Data items

— Start —

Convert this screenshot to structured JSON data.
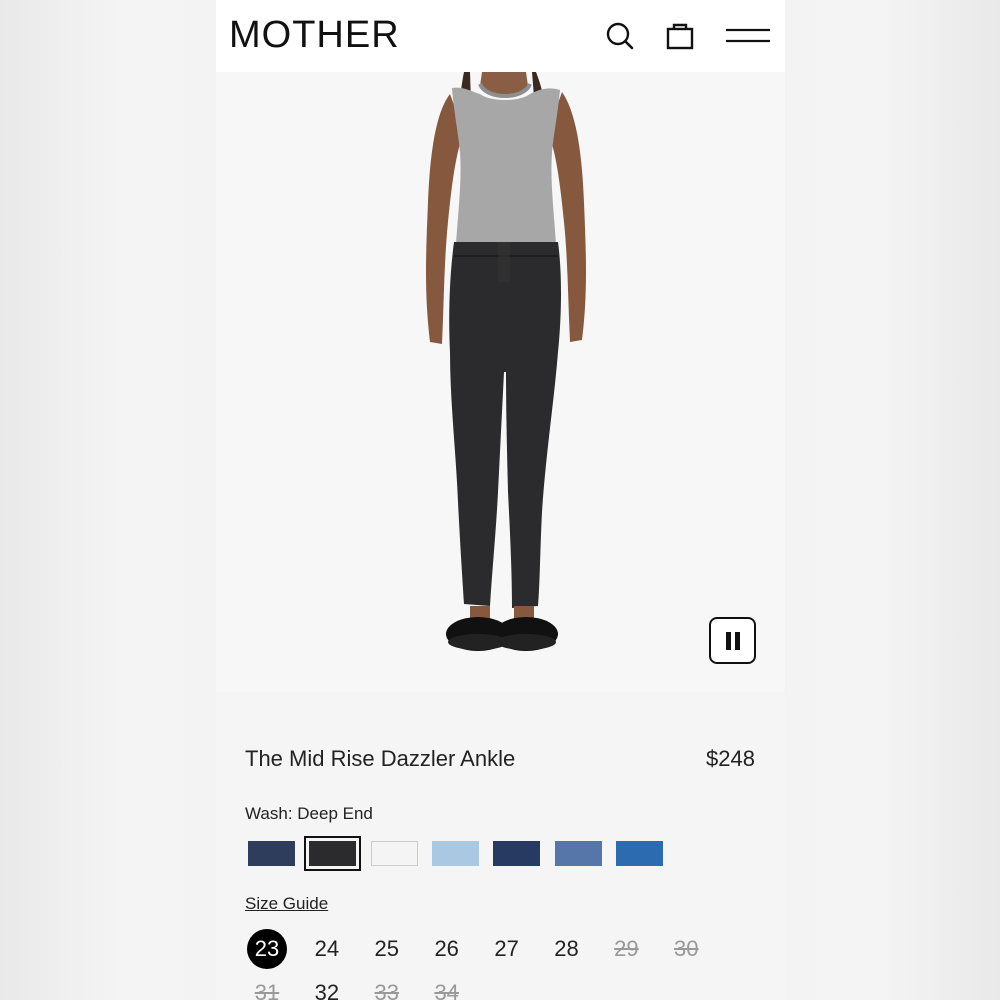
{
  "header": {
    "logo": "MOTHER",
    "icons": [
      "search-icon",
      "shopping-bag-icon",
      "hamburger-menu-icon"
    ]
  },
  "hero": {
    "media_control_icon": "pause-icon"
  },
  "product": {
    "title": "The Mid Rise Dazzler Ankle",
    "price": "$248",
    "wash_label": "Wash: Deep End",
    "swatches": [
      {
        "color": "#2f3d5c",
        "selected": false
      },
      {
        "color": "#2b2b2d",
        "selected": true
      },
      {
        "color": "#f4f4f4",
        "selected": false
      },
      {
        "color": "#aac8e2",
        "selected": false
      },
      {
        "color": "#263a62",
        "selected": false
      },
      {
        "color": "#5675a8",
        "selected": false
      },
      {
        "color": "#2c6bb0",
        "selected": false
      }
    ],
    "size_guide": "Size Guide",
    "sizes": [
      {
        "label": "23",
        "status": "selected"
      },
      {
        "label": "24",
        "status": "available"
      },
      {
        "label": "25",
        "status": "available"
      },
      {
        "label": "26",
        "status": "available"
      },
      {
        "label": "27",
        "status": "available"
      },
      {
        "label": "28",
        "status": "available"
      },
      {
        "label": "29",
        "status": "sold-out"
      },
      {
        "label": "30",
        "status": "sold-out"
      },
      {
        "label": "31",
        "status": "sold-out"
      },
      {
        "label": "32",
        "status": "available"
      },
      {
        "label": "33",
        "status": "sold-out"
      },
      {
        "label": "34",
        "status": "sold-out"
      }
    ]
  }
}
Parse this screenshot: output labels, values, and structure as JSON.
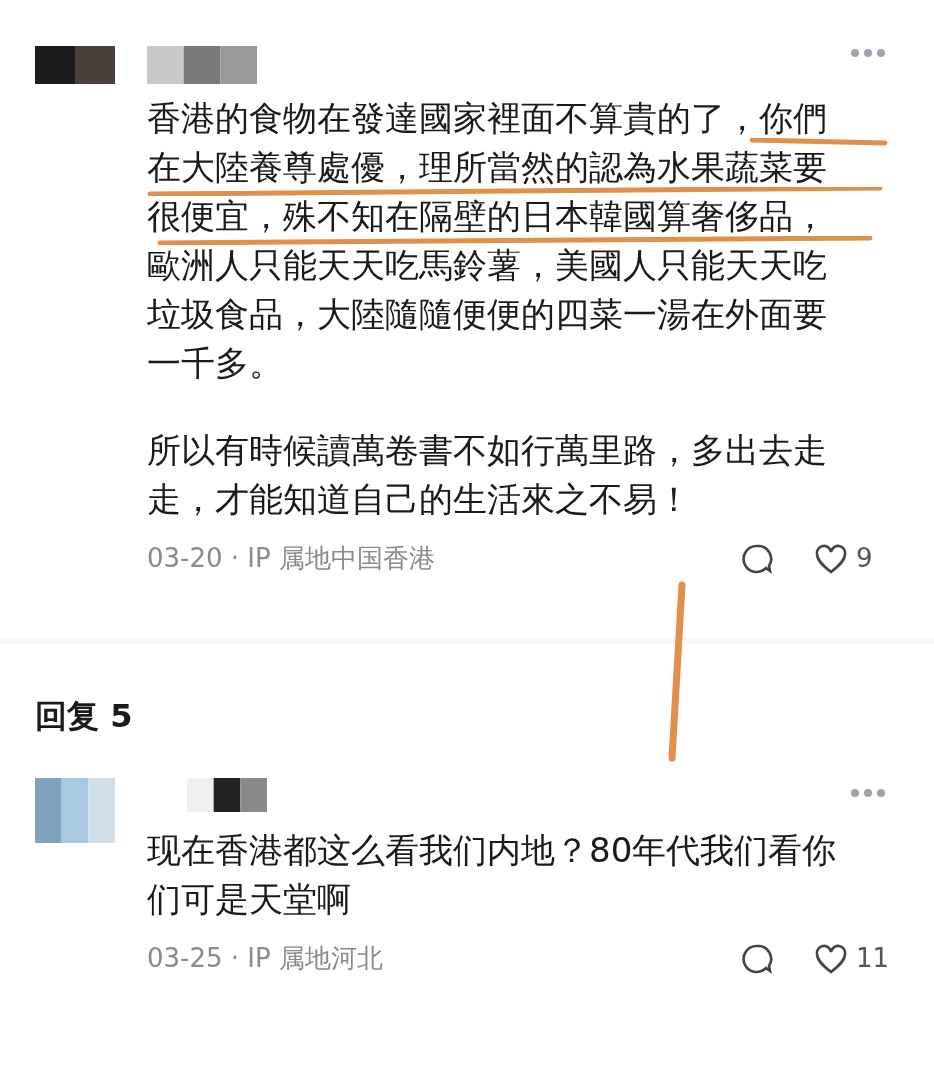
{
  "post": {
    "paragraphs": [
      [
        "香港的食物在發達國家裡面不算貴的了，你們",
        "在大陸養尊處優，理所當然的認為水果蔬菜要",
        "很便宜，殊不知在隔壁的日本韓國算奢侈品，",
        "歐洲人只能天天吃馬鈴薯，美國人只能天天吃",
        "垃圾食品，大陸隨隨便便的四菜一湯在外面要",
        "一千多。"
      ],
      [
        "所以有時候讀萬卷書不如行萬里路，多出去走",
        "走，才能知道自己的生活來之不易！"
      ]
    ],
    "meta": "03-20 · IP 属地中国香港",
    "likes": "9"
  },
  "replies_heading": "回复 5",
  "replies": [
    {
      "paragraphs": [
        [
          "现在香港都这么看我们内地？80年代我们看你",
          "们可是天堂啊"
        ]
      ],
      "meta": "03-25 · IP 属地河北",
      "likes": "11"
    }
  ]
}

— End —

REQUIREMENT -
All of the entries above should be duplicated exactly, except for the pictures.

ANSWER -
Convert this screenshot to structured JSON data.
{
  "header": {
    "logo": "MOTHER",
    "icons": [
      "search-icon",
      "shopping-bag-icon",
      "hamburger-menu-icon"
    ]
  },
  "hero": {
    "media_control_icon": "pause-icon"
  },
  "product": {
    "title": "The Mid Rise Dazzler Ankle",
    "price": "$248",
    "wash_label": "Wash: Deep End",
    "swatches": [
      {
        "color": "#2f3d5c",
        "selected": false
      },
      {
        "color": "#2b2b2d",
        "selected": true
      },
      {
        "color": "#f4f4f4",
        "selected": false
      },
      {
        "color": "#aac8e2",
        "selected": false
      },
      {
        "color": "#263a62",
        "selected": false
      },
      {
        "color": "#5675a8",
        "selected": false
      },
      {
        "color": "#2c6bb0",
        "selected": false
      }
    ],
    "size_guide": "Size Guide",
    "sizes": [
      {
        "label": "23",
        "status": "selected"
      },
      {
        "label": "24",
        "status": "available"
      },
      {
        "label": "25",
        "status": "available"
      },
      {
        "label": "26",
        "status": "available"
      },
      {
        "label": "27",
        "status": "available"
      },
      {
        "label": "28",
        "status": "available"
      },
      {
        "label": "29",
        "status": "sold-out"
      },
      {
        "label": "30",
        "status": "sold-out"
      },
      {
        "label": "31",
        "status": "sold-out"
      },
      {
        "label": "32",
        "status": "available"
      },
      {
        "label": "33",
        "status": "sold-out"
      },
      {
        "label": "34",
        "status": "sold-out"
      }
    ]
  }
}
Parse this screenshot: output labels, values, and structure as JSON.
{
  "post": {
    "paragraphs": [
      [
        "香港的食物在發達國家裡面不算貴的了，你們",
        "在大陸養尊處優，理所當然的認為水果蔬菜要",
        "很便宜，殊不知在隔壁的日本韓國算奢侈品，",
        "歐洲人只能天天吃馬鈴薯，美國人只能天天吃",
        "垃圾食品，大陸隨隨便便的四菜一湯在外面要",
        "一千多。"
      ],
      [
        "所以有時候讀萬卷書不如行萬里路，多出去走",
        "走，才能知道自己的生活來之不易！"
      ]
    ],
    "meta": "03-20 · IP 属地中国香港",
    "likes": "9"
  },
  "replies_heading": "回复 5",
  "replies": [
    {
      "paragraphs": [
        [
          "现在香港都这么看我们内地？80年代我们看你",
          "们可是天堂啊"
        ]
      ],
      "meta": "03-25 · IP 属地河北",
      "likes": "11"
    }
  ]
}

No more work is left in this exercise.